▶ PROVIDED MATERIAL
** Start **

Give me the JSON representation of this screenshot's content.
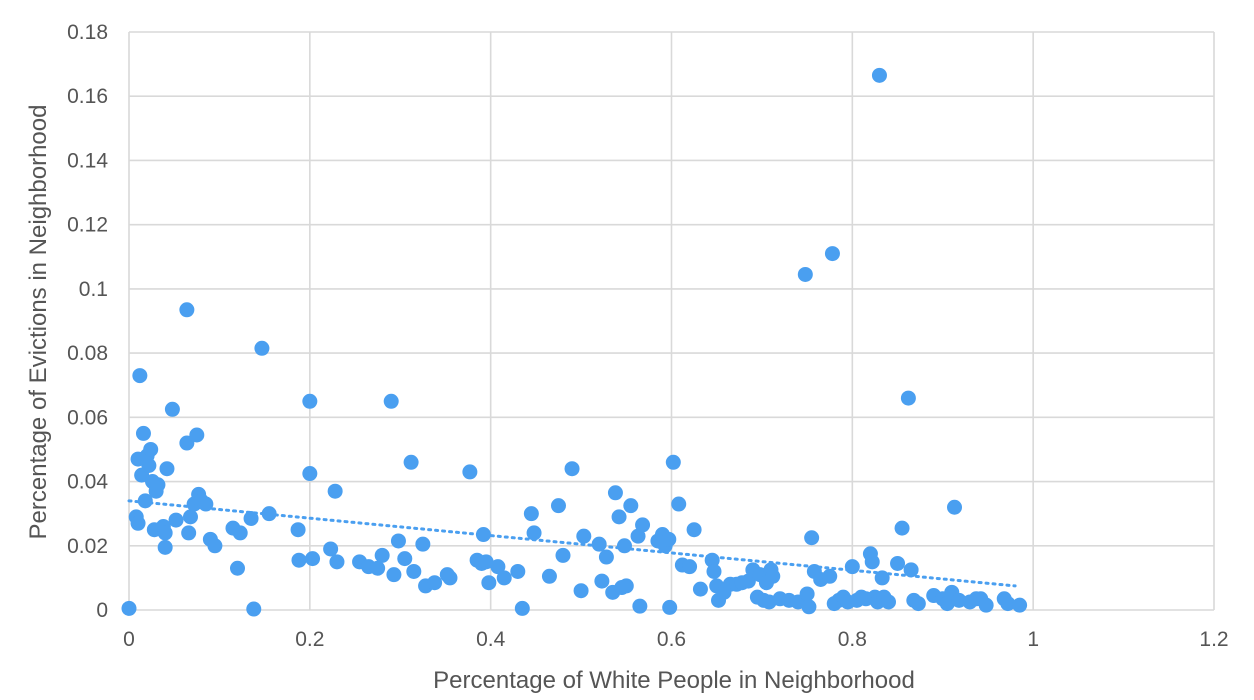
{
  "chart_data": {
    "type": "scatter",
    "xlabel": "Percentage of White People in Neighborhood",
    "ylabel": "Percentage of Evictions in Neighborhood",
    "xlim": [
      0,
      1.2
    ],
    "ylim": [
      0,
      0.18
    ],
    "x_ticks": [
      "0",
      "0.2",
      "0.4",
      "0.6",
      "0.8",
      "1",
      "1.2"
    ],
    "y_ticks": [
      "0",
      "0.02",
      "0.04",
      "0.06",
      "0.08",
      "0.1",
      "0.12",
      "0.14",
      "0.16",
      "0.18"
    ],
    "x_tick_values": [
      0,
      0.2,
      0.4,
      0.6,
      0.8,
      1.0,
      1.2
    ],
    "y_tick_values": [
      0,
      0.02,
      0.04,
      0.06,
      0.08,
      0.1,
      0.12,
      0.14,
      0.16,
      0.18
    ],
    "grid": true,
    "legend": "none",
    "point_color": "#4a9ff0",
    "trendline": {
      "style": "dotted",
      "x": [
        0,
        0.98
      ],
      "y": [
        0.034,
        0.0075
      ]
    },
    "points": [
      [
        0.0,
        0.0005
      ],
      [
        0.008,
        0.029
      ],
      [
        0.01,
        0.027
      ],
      [
        0.01,
        0.047
      ],
      [
        0.012,
        0.073
      ],
      [
        0.014,
        0.042
      ],
      [
        0.016,
        0.055
      ],
      [
        0.018,
        0.034
      ],
      [
        0.02,
        0.048
      ],
      [
        0.022,
        0.045
      ],
      [
        0.024,
        0.05
      ],
      [
        0.026,
        0.04
      ],
      [
        0.028,
        0.025
      ],
      [
        0.03,
        0.037
      ],
      [
        0.032,
        0.039
      ],
      [
        0.038,
        0.026
      ],
      [
        0.04,
        0.024
      ],
      [
        0.04,
        0.0195
      ],
      [
        0.042,
        0.044
      ],
      [
        0.048,
        0.0625
      ],
      [
        0.052,
        0.028
      ],
      [
        0.064,
        0.0935
      ],
      [
        0.064,
        0.052
      ],
      [
        0.066,
        0.024
      ],
      [
        0.068,
        0.029
      ],
      [
        0.072,
        0.033
      ],
      [
        0.075,
        0.0545
      ],
      [
        0.077,
        0.036
      ],
      [
        0.08,
        0.034
      ],
      [
        0.085,
        0.033
      ],
      [
        0.09,
        0.022
      ],
      [
        0.095,
        0.02
      ],
      [
        0.115,
        0.0255
      ],
      [
        0.12,
        0.013
      ],
      [
        0.123,
        0.024
      ],
      [
        0.135,
        0.0285
      ],
      [
        0.138,
        0.0003
      ],
      [
        0.147,
        0.0815
      ],
      [
        0.155,
        0.03
      ],
      [
        0.187,
        0.025
      ],
      [
        0.188,
        0.0155
      ],
      [
        0.2,
        0.065
      ],
      [
        0.2,
        0.0425
      ],
      [
        0.203,
        0.016
      ],
      [
        0.223,
        0.019
      ],
      [
        0.228,
        0.037
      ],
      [
        0.23,
        0.015
      ],
      [
        0.255,
        0.015
      ],
      [
        0.265,
        0.0135
      ],
      [
        0.275,
        0.013
      ],
      [
        0.28,
        0.017
      ],
      [
        0.29,
        0.065
      ],
      [
        0.293,
        0.011
      ],
      [
        0.298,
        0.0215
      ],
      [
        0.305,
        0.016
      ],
      [
        0.312,
        0.046
      ],
      [
        0.315,
        0.012
      ],
      [
        0.325,
        0.0205
      ],
      [
        0.328,
        0.0075
      ],
      [
        0.338,
        0.0085
      ],
      [
        0.352,
        0.011
      ],
      [
        0.355,
        0.01
      ],
      [
        0.377,
        0.043
      ],
      [
        0.385,
        0.0155
      ],
      [
        0.39,
        0.0145
      ],
      [
        0.392,
        0.0235
      ],
      [
        0.395,
        0.015
      ],
      [
        0.398,
        0.0085
      ],
      [
        0.408,
        0.0135
      ],
      [
        0.415,
        0.01
      ],
      [
        0.43,
        0.012
      ],
      [
        0.435,
        0.0005
      ],
      [
        0.445,
        0.03
      ],
      [
        0.448,
        0.024
      ],
      [
        0.465,
        0.0105
      ],
      [
        0.475,
        0.0325
      ],
      [
        0.48,
        0.017
      ],
      [
        0.49,
        0.044
      ],
      [
        0.5,
        0.006
      ],
      [
        0.503,
        0.023
      ],
      [
        0.52,
        0.0205
      ],
      [
        0.523,
        0.009
      ],
      [
        0.528,
        0.0165
      ],
      [
        0.535,
        0.0055
      ],
      [
        0.538,
        0.0365
      ],
      [
        0.542,
        0.029
      ],
      [
        0.545,
        0.007
      ],
      [
        0.548,
        0.02
      ],
      [
        0.55,
        0.0075
      ],
      [
        0.555,
        0.0325
      ],
      [
        0.563,
        0.023
      ],
      [
        0.565,
        0.0012
      ],
      [
        0.568,
        0.0265
      ],
      [
        0.585,
        0.0215
      ],
      [
        0.59,
        0.0235
      ],
      [
        0.593,
        0.02
      ],
      [
        0.597,
        0.022
      ],
      [
        0.598,
        0.0008
      ],
      [
        0.602,
        0.046
      ],
      [
        0.608,
        0.033
      ],
      [
        0.612,
        0.014
      ],
      [
        0.62,
        0.0135
      ],
      [
        0.625,
        0.025
      ],
      [
        0.632,
        0.0065
      ],
      [
        0.645,
        0.0155
      ],
      [
        0.647,
        0.012
      ],
      [
        0.65,
        0.0075
      ],
      [
        0.652,
        0.003
      ],
      [
        0.658,
        0.0055
      ],
      [
        0.665,
        0.008
      ],
      [
        0.672,
        0.008
      ],
      [
        0.678,
        0.0085
      ],
      [
        0.685,
        0.009
      ],
      [
        0.69,
        0.0125
      ],
      [
        0.695,
        0.004
      ],
      [
        0.698,
        0.011
      ],
      [
        0.702,
        0.003
      ],
      [
        0.705,
        0.0085
      ],
      [
        0.708,
        0.0025
      ],
      [
        0.71,
        0.0125
      ],
      [
        0.712,
        0.0105
      ],
      [
        0.72,
        0.0035
      ],
      [
        0.73,
        0.003
      ],
      [
        0.74,
        0.0025
      ],
      [
        0.748,
        0.1045
      ],
      [
        0.75,
        0.005
      ],
      [
        0.752,
        0.001
      ],
      [
        0.755,
        0.0225
      ],
      [
        0.758,
        0.012
      ],
      [
        0.765,
        0.0095
      ],
      [
        0.775,
        0.0105
      ],
      [
        0.778,
        0.111
      ],
      [
        0.78,
        0.002
      ],
      [
        0.785,
        0.003
      ],
      [
        0.79,
        0.004
      ],
      [
        0.795,
        0.0025
      ],
      [
        0.8,
        0.0135
      ],
      [
        0.805,
        0.003
      ],
      [
        0.81,
        0.004
      ],
      [
        0.815,
        0.0035
      ],
      [
        0.82,
        0.0175
      ],
      [
        0.822,
        0.015
      ],
      [
        0.825,
        0.004
      ],
      [
        0.828,
        0.0025
      ],
      [
        0.83,
        0.1665
      ],
      [
        0.833,
        0.01
      ],
      [
        0.835,
        0.004
      ],
      [
        0.84,
        0.0025
      ],
      [
        0.85,
        0.0145
      ],
      [
        0.855,
        0.0255
      ],
      [
        0.862,
        0.066
      ],
      [
        0.865,
        0.0125
      ],
      [
        0.868,
        0.003
      ],
      [
        0.873,
        0.002
      ],
      [
        0.89,
        0.0045
      ],
      [
        0.9,
        0.0035
      ],
      [
        0.905,
        0.002
      ],
      [
        0.91,
        0.0055
      ],
      [
        0.913,
        0.032
      ],
      [
        0.918,
        0.003
      ],
      [
        0.93,
        0.0025
      ],
      [
        0.937,
        0.0035
      ],
      [
        0.942,
        0.0035
      ],
      [
        0.948,
        0.0015
      ],
      [
        0.968,
        0.0035
      ],
      [
        0.972,
        0.002
      ],
      [
        0.985,
        0.0015
      ]
    ]
  }
}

** End **

▶ EXERCISE REQUIREMENTS
Check each line of the entries above, and show every one holding the word "Neighborhood".

▶ FINAL RESULT
    "xlabel": "Percentage of White People in Neighborhood",
    "ylabel": "Percentage of Evictions in Neighborhood",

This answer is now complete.